The exercise.
Look through the material below for "mushrooms". Copy every line that contains it.
######
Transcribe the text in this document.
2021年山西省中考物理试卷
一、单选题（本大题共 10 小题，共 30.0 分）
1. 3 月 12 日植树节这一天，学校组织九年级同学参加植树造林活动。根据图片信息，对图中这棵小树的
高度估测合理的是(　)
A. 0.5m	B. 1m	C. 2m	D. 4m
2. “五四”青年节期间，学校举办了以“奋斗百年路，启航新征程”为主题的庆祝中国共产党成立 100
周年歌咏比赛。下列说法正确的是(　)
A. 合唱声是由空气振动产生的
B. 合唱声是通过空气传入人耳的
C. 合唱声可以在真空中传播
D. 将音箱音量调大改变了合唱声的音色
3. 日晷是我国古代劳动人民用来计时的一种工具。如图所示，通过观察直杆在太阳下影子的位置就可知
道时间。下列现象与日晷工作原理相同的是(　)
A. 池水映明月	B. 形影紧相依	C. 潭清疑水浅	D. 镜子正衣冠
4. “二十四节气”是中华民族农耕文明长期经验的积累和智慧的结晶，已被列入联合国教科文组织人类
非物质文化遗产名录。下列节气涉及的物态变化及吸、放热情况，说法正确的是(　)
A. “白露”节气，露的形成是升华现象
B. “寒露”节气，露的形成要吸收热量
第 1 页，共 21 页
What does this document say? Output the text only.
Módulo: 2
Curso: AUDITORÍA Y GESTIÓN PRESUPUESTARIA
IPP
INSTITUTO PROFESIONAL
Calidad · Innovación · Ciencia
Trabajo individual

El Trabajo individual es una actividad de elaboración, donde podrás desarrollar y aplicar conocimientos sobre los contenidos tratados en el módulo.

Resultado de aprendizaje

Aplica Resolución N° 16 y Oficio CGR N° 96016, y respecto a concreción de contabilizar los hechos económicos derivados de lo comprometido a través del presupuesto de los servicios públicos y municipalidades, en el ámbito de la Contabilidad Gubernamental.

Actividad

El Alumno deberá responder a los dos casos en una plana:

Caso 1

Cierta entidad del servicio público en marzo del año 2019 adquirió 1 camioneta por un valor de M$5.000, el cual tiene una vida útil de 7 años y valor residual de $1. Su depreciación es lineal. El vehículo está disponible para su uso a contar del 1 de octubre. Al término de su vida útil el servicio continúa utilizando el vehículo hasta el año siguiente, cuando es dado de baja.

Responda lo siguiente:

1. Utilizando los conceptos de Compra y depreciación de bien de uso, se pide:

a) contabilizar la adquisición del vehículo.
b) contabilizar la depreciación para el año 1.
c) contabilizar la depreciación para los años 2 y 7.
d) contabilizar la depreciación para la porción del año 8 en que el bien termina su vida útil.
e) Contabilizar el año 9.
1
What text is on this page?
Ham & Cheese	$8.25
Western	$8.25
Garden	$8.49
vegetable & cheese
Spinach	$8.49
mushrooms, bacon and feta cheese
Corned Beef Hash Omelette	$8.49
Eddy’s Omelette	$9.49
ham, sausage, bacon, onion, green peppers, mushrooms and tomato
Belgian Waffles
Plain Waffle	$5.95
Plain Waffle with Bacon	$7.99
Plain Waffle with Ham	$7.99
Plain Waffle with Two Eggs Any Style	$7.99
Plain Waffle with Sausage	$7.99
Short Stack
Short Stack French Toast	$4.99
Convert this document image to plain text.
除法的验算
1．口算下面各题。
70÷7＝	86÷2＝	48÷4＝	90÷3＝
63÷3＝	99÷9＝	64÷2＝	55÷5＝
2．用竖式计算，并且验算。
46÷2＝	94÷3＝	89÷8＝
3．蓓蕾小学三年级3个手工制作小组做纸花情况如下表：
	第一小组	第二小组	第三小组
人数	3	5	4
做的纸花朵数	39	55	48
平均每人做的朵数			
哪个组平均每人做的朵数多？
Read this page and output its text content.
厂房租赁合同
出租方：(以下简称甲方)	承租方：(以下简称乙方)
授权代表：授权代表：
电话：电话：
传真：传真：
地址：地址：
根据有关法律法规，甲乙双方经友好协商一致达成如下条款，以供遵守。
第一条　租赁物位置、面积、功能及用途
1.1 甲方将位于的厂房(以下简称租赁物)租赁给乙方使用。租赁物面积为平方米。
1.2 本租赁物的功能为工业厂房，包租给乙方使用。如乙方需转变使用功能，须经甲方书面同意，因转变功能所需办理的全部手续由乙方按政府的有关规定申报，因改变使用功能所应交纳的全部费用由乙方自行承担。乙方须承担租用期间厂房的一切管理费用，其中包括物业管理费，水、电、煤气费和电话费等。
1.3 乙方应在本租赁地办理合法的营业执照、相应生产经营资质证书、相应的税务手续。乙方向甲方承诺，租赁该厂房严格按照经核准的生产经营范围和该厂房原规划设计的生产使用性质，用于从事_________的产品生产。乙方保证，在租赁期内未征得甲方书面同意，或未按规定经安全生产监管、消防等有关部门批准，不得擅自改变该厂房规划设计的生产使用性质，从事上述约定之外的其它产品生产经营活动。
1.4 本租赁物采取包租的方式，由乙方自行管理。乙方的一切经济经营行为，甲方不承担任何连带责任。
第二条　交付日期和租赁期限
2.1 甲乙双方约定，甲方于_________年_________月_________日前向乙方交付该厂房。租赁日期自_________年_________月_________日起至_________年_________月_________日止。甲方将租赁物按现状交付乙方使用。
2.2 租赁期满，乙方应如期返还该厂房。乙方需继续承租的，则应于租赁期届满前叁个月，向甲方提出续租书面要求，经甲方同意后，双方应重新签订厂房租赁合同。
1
######
Written response.
mushrooms, bacon and feta cheese
ham, sausage, bacon, onion, green peppers, mushrooms and tomato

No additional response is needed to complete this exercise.